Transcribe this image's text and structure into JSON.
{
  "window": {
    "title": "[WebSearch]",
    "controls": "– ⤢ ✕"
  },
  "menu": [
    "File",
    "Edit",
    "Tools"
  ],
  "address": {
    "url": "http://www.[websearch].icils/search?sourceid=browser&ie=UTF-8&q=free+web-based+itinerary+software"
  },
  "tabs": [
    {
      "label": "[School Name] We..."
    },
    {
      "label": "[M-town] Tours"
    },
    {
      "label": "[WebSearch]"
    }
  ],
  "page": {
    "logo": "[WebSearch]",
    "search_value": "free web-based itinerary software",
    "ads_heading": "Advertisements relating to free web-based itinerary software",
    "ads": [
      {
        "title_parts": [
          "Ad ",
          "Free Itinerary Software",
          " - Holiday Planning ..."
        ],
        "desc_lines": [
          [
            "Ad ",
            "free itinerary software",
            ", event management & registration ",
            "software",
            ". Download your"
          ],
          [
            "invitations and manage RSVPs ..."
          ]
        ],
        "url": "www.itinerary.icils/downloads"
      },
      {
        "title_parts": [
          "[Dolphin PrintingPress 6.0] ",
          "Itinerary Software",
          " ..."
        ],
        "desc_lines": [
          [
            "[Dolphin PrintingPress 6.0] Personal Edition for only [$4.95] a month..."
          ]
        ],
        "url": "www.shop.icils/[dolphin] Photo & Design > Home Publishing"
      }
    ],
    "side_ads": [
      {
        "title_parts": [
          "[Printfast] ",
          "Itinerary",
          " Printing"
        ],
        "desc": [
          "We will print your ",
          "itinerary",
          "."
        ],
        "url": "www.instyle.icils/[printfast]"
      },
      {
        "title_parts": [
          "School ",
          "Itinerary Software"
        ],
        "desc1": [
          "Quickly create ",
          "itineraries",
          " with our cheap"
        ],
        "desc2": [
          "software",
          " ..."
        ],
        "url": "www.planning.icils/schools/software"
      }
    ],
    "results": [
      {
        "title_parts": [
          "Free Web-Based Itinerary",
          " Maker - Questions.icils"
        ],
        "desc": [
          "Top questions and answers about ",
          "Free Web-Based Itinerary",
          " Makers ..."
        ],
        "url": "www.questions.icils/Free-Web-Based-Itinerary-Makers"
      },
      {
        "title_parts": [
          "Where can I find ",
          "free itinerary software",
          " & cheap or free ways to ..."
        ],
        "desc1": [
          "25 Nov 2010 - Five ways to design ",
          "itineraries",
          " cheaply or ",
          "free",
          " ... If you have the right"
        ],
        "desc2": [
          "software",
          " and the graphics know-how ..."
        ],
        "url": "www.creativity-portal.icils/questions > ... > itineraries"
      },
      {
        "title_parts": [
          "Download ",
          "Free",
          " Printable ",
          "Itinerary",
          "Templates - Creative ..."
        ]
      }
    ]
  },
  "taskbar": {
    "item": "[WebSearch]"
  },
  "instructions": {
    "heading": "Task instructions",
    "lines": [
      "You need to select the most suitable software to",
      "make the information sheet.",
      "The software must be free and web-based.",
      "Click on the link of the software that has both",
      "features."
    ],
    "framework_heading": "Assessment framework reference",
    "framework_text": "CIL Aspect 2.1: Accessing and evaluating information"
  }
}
----------------------------------------
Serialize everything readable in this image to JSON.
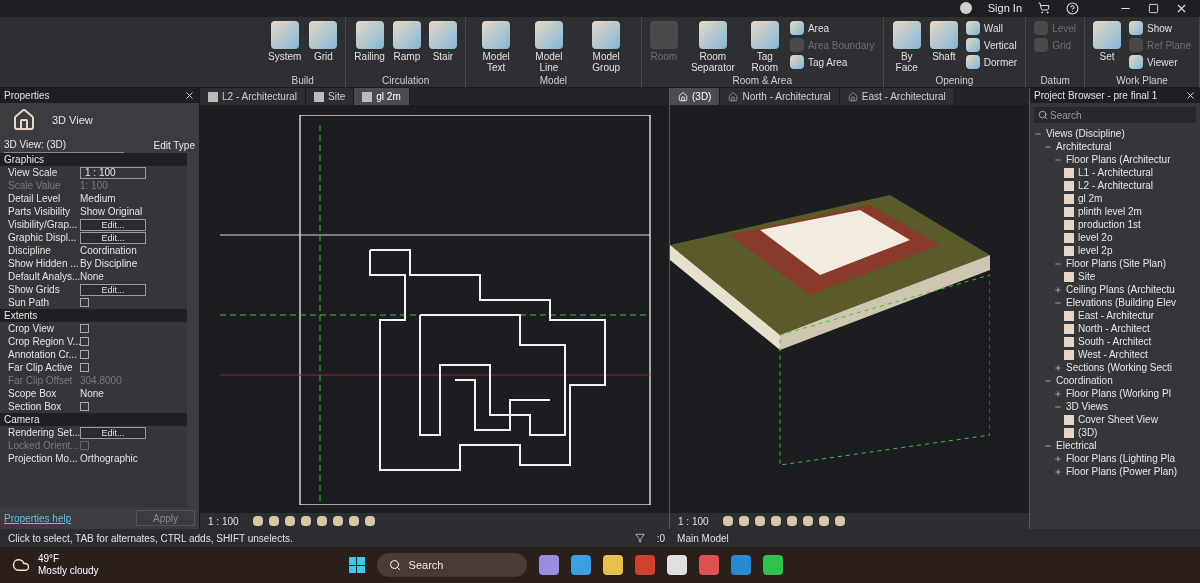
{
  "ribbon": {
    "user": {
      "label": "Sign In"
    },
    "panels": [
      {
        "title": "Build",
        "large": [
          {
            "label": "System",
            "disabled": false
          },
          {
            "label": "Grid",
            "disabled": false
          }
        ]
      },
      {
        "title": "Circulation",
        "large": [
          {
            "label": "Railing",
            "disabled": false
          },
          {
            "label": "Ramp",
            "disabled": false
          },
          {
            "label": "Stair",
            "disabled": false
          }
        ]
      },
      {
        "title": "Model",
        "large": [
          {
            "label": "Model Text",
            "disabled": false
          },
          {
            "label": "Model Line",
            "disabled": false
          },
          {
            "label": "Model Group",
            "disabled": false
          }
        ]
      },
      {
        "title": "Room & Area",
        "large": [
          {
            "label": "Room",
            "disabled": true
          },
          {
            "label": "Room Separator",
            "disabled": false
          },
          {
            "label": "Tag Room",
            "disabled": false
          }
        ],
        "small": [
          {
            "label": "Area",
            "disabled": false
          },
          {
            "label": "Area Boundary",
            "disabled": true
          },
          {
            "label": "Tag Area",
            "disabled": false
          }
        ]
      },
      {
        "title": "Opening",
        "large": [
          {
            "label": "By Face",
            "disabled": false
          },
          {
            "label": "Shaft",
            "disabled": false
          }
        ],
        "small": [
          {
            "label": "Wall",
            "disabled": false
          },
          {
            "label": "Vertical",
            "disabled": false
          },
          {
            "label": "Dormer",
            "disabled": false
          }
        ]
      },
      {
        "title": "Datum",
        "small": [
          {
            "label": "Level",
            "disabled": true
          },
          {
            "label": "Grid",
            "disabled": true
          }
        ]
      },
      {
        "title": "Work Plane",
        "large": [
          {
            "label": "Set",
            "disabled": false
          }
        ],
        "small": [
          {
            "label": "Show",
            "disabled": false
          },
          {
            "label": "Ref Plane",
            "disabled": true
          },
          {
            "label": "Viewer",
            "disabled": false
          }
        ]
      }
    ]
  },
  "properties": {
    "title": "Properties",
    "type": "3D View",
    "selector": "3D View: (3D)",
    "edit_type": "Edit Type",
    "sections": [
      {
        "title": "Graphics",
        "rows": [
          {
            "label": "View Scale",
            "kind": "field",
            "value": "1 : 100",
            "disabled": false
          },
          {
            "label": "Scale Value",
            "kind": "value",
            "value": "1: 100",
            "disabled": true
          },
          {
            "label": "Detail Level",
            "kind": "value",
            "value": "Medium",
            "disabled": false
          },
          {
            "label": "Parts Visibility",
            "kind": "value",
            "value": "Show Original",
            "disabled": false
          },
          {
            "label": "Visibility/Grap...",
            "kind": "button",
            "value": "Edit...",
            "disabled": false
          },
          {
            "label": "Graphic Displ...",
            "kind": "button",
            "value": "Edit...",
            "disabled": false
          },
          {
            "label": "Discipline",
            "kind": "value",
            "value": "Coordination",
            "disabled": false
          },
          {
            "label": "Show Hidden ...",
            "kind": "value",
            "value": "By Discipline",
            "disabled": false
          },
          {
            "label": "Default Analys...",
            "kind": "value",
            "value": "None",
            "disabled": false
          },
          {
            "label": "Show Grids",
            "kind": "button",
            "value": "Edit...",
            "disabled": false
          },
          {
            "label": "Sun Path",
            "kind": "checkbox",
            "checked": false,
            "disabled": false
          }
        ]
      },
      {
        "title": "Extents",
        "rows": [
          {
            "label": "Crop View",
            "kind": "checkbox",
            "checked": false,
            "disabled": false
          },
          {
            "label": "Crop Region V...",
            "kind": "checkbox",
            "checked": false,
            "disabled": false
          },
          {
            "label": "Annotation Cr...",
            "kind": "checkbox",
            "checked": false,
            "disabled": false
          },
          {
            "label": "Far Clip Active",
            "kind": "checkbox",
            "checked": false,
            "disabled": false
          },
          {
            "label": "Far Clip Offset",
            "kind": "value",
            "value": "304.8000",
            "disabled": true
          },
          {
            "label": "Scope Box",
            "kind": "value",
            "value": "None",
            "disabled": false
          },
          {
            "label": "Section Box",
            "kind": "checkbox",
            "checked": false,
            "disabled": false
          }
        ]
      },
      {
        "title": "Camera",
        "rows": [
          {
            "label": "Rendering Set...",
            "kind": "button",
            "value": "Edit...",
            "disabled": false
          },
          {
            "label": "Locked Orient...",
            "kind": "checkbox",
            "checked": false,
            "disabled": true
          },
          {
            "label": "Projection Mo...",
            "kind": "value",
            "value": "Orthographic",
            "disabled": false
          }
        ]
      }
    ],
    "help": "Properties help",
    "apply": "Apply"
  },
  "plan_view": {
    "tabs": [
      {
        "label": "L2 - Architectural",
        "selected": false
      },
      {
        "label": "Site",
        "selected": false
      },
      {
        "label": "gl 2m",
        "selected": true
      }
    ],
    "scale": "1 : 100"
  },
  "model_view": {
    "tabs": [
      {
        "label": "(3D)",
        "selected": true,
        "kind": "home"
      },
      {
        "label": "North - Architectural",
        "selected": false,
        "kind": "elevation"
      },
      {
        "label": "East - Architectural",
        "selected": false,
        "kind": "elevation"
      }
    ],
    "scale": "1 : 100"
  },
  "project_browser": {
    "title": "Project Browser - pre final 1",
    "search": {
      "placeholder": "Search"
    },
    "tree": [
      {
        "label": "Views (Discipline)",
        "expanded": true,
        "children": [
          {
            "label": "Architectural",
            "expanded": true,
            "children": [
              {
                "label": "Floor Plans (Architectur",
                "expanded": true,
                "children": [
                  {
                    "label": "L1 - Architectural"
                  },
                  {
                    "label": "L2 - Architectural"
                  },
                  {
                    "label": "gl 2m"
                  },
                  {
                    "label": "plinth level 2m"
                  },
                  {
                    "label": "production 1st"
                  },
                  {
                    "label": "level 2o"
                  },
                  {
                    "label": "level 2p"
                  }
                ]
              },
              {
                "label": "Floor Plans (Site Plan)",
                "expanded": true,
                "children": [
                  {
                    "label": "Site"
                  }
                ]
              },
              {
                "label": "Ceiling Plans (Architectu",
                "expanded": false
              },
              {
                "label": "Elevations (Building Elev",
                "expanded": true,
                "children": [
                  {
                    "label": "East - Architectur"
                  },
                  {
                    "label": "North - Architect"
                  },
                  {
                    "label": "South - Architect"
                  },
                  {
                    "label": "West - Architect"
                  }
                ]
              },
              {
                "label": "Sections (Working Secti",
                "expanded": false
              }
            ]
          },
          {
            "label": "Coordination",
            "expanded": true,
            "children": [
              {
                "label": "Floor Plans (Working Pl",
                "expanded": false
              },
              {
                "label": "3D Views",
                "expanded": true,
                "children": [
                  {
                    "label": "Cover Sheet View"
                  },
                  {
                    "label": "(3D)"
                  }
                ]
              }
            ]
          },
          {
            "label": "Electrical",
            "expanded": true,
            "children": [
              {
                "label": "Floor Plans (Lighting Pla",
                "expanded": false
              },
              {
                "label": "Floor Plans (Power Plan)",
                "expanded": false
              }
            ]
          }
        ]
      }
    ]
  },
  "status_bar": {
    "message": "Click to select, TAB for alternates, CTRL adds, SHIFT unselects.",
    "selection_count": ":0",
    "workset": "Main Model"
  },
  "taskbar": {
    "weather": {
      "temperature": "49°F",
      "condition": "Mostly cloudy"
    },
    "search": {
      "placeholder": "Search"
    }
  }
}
----------------------------------------
Given problem: Which lines hold the word "PrintingPress"? Copy all of them.

Result for this task:
          "[Dolphin PrintingPress 6.0] ",
            "[Dolphin PrintingPress 6.0] Personal Edition for only [$4.95] a month..."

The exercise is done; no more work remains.